[Stored data entries]
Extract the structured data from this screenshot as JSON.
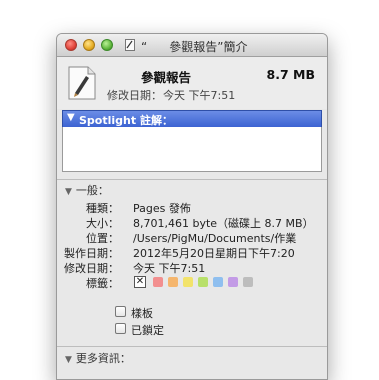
{
  "window": {
    "title_open_quote": "“",
    "title_name": "參觀報告",
    "title_suffix": "”簡介"
  },
  "header": {
    "doc_name": "參觀報告",
    "doc_size": "8.7 MB",
    "modified_label": "修改日期：",
    "modified_value": "今天 下午7:51"
  },
  "spotlight": {
    "label": "Spotlight 註解："
  },
  "general": {
    "header": "一般：",
    "rows": [
      {
        "label": "種類：",
        "value": "Pages 發佈"
      },
      {
        "label": "大小：",
        "value": "8,701,461 byte（磁碟上 8.7 MB）"
      },
      {
        "label": "位置：",
        "value": "/Users/PigMu/Documents/作業"
      },
      {
        "label": "製作日期：",
        "value": "2012年5月20日星期日下午7:20"
      },
      {
        "label": "修改日期：",
        "value": "今天 下午7:51"
      }
    ],
    "tags_label": "標籤：",
    "tag_none_glyph": "✕",
    "tag_colors": [
      "#f28f8f",
      "#f5b66e",
      "#f2e36b",
      "#b8e06a",
      "#8fbfef",
      "#c39be6",
      "#bdbdbd"
    ],
    "stationery_label": "樣板",
    "locked_label": "已鎖定"
  },
  "more_info": {
    "header": "更多資訊："
  }
}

Challenge: Write out the records above exactly as they stand, leaving out every picture.

Written solution:
Extract the structured data from this screenshot as JSON.
{
  "window": {
    "title_open_quote": "“",
    "title_name": "參觀報告",
    "title_suffix": "”簡介"
  },
  "header": {
    "doc_name": "參觀報告",
    "doc_size": "8.7 MB",
    "modified_label": "修改日期：",
    "modified_value": "今天 下午7:51"
  },
  "spotlight": {
    "label": "Spotlight 註解："
  },
  "general": {
    "header": "一般：",
    "rows": [
      {
        "label": "種類：",
        "value": "Pages 發佈"
      },
      {
        "label": "大小：",
        "value": "8,701,461 byte（磁碟上 8.7 MB）"
      },
      {
        "label": "位置：",
        "value": "/Users/PigMu/Documents/作業"
      },
      {
        "label": "製作日期：",
        "value": "2012年5月20日星期日下午7:20"
      },
      {
        "label": "修改日期：",
        "value": "今天 下午7:51"
      }
    ],
    "tags_label": "標籤：",
    "tag_none_glyph": "✕",
    "tag_colors": [
      "#f28f8f",
      "#f5b66e",
      "#f2e36b",
      "#b8e06a",
      "#8fbfef",
      "#c39be6",
      "#bdbdbd"
    ],
    "stationery_label": "樣板",
    "locked_label": "已鎖定"
  },
  "more_info": {
    "header": "更多資訊："
  }
}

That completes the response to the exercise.